Aim of the exercise: Find every line with "this" in it, then report how many there are and nothing more.

[Figure collection entries]
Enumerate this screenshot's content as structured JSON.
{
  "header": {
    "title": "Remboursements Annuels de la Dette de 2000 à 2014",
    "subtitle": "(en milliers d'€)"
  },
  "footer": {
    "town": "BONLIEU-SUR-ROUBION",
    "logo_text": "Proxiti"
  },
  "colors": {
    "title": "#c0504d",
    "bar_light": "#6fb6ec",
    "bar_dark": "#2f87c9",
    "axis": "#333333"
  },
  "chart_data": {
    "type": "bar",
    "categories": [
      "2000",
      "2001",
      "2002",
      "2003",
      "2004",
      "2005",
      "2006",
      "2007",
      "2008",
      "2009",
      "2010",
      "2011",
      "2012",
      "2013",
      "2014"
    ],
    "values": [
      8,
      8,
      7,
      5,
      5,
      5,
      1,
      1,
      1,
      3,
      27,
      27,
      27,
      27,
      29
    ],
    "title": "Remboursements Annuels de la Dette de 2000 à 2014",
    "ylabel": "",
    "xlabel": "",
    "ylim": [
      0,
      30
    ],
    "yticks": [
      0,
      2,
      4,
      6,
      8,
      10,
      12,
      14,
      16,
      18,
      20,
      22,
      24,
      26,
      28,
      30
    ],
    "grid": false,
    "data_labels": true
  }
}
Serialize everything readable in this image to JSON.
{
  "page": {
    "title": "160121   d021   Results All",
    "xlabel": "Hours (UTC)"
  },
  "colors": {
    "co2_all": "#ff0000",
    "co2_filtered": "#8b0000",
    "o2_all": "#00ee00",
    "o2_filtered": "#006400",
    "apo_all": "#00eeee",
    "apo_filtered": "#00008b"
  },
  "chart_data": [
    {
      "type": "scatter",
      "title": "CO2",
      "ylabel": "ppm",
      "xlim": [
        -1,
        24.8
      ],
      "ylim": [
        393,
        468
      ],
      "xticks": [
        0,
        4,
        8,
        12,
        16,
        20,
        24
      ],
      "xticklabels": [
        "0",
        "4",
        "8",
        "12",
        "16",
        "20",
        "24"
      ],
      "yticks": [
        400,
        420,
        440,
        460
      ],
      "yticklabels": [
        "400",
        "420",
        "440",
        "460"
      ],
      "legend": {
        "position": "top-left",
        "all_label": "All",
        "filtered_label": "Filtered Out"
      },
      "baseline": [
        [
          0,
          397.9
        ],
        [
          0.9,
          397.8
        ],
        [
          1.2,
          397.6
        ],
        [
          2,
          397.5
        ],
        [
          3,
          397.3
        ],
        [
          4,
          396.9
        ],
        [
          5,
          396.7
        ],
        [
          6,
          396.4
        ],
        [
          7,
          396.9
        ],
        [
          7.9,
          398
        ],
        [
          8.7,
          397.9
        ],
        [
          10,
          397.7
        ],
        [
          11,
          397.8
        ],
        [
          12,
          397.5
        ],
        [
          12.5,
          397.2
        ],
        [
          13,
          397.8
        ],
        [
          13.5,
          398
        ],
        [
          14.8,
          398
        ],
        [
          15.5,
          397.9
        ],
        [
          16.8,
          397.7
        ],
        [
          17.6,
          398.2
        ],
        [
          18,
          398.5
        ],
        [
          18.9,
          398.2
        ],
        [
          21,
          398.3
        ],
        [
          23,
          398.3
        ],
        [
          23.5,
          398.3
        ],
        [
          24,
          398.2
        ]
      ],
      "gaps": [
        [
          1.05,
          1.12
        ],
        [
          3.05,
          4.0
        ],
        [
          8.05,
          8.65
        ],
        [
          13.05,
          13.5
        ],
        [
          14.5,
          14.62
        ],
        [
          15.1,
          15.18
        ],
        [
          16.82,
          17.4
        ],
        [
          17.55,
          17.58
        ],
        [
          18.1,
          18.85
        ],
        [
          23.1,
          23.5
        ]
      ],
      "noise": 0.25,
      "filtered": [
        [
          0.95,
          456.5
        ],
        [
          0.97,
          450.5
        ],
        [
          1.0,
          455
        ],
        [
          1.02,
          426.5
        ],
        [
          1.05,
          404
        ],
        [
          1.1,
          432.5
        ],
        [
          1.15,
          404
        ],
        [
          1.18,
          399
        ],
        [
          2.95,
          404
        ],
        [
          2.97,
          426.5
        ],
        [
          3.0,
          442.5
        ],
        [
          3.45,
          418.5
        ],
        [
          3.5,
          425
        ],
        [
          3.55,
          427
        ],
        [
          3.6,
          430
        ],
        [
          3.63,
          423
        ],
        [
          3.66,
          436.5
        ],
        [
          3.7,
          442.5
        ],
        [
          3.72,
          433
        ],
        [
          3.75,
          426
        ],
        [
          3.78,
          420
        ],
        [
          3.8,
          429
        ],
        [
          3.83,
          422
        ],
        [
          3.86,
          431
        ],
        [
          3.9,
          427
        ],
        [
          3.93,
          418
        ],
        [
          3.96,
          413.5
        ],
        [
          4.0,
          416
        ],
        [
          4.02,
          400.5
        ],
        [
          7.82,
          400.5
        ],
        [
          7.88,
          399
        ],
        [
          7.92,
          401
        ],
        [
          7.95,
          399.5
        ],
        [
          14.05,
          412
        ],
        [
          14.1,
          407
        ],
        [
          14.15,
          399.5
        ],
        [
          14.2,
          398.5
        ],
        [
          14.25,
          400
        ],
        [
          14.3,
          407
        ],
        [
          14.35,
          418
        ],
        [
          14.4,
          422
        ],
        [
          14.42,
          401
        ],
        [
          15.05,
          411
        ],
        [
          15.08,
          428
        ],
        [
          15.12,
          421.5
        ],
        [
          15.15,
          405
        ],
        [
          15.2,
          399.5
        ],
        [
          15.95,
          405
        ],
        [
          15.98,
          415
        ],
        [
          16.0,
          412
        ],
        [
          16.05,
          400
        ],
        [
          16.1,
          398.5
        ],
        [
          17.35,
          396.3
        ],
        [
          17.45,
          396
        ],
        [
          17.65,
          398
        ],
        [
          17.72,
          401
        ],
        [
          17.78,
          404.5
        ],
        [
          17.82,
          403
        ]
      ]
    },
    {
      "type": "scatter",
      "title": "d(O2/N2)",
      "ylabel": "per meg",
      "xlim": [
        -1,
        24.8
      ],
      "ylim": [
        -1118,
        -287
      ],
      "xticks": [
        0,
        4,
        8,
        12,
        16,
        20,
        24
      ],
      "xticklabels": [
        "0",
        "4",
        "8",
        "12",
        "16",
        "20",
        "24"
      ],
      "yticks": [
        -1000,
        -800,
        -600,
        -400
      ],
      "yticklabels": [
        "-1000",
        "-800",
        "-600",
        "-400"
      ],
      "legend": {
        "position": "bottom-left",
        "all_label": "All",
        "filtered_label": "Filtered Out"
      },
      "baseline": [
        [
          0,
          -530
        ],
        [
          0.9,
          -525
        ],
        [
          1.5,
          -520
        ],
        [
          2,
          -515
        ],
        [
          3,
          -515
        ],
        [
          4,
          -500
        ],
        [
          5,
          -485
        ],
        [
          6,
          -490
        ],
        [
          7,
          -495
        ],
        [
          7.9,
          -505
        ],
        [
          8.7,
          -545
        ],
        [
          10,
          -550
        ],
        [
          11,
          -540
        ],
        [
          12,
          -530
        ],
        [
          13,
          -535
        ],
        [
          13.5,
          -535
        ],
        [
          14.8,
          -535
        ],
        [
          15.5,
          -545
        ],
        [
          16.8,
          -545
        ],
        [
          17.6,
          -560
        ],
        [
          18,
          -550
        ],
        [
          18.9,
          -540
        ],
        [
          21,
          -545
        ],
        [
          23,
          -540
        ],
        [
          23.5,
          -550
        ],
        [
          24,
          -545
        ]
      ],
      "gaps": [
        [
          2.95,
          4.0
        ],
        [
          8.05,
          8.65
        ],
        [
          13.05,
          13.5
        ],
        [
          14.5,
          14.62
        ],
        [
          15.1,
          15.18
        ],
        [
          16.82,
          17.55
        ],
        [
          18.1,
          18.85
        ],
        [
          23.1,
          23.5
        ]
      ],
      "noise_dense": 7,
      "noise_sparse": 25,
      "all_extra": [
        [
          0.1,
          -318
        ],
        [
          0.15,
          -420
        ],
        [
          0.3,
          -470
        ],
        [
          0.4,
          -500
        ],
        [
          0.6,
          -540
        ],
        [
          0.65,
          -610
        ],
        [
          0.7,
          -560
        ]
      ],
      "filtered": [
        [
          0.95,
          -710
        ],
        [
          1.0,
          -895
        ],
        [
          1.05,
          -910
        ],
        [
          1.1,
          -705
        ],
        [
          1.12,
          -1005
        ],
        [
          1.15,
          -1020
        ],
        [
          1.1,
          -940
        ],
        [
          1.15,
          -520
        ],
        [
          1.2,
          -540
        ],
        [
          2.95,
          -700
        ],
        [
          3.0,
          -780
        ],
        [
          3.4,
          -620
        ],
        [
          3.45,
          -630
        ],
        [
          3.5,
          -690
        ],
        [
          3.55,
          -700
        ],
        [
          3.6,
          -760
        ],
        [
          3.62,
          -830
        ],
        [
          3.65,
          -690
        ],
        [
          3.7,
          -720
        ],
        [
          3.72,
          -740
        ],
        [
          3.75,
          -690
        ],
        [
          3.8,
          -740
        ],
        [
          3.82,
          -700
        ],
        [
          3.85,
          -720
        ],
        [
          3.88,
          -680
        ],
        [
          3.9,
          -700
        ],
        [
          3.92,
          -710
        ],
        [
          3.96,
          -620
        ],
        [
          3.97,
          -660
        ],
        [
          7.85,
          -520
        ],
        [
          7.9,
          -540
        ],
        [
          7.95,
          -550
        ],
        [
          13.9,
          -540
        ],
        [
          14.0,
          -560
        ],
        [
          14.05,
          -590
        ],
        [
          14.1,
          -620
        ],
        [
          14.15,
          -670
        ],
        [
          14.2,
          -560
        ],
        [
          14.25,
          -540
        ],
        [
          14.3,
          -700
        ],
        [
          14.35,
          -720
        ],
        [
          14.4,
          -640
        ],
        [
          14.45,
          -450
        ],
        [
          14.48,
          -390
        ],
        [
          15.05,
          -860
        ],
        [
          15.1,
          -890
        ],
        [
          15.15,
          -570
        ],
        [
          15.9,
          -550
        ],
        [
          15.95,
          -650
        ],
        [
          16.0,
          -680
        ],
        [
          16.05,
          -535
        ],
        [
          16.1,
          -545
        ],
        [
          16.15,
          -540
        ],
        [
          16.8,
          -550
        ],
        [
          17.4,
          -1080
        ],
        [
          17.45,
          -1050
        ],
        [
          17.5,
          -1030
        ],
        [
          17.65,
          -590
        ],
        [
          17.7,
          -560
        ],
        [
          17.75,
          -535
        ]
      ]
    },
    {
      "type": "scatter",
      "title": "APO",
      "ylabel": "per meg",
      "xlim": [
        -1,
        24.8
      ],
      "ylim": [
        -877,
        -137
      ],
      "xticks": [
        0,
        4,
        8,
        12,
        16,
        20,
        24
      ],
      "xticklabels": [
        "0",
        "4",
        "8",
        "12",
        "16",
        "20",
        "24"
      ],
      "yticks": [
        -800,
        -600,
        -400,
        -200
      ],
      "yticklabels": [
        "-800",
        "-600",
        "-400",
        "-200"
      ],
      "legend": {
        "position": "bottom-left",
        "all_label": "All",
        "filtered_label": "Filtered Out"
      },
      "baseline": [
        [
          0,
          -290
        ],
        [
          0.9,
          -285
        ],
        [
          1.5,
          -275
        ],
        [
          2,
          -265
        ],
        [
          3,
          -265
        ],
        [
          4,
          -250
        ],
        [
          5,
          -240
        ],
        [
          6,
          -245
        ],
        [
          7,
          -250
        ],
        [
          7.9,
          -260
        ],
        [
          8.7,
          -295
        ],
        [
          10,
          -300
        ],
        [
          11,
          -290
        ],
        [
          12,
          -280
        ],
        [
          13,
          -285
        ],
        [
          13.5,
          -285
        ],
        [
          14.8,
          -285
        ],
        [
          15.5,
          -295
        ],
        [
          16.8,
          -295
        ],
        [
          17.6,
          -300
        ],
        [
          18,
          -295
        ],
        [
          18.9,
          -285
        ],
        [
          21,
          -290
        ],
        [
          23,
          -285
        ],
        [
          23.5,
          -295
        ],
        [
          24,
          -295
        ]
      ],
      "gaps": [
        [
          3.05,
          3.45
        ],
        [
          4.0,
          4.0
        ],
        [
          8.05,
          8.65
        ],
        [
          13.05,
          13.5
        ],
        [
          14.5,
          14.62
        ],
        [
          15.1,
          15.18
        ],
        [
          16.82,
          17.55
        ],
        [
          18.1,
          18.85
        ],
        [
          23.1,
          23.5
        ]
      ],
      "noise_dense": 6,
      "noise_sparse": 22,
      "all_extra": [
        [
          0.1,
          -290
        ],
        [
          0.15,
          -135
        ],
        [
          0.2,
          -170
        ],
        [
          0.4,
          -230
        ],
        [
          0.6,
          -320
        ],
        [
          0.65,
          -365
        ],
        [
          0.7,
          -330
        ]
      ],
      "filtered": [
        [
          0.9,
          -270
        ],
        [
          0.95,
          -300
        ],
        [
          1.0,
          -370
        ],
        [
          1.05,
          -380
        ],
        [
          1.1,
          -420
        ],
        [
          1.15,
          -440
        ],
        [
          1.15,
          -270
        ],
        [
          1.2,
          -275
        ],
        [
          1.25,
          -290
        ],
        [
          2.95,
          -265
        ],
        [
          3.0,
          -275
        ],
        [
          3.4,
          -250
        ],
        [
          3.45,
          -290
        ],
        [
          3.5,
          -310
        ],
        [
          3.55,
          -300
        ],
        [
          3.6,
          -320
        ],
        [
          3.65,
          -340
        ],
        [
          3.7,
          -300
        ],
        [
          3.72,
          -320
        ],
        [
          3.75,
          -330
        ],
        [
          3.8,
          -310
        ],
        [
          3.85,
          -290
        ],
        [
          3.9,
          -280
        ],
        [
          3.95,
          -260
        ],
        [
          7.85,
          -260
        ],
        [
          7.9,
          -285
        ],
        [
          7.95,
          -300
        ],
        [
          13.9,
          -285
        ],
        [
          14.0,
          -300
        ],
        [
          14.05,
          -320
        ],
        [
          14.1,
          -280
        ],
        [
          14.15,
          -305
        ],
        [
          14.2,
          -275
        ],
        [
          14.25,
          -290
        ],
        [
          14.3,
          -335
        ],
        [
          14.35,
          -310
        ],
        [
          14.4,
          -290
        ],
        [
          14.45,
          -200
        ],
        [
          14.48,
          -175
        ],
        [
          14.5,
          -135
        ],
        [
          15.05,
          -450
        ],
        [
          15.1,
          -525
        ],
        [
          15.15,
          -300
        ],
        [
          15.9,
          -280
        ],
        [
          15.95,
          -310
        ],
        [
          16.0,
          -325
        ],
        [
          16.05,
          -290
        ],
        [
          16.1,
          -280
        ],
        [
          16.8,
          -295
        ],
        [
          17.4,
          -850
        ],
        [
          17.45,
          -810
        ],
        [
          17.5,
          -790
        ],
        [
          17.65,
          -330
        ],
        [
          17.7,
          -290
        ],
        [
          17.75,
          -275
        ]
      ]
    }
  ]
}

Solved problem: 2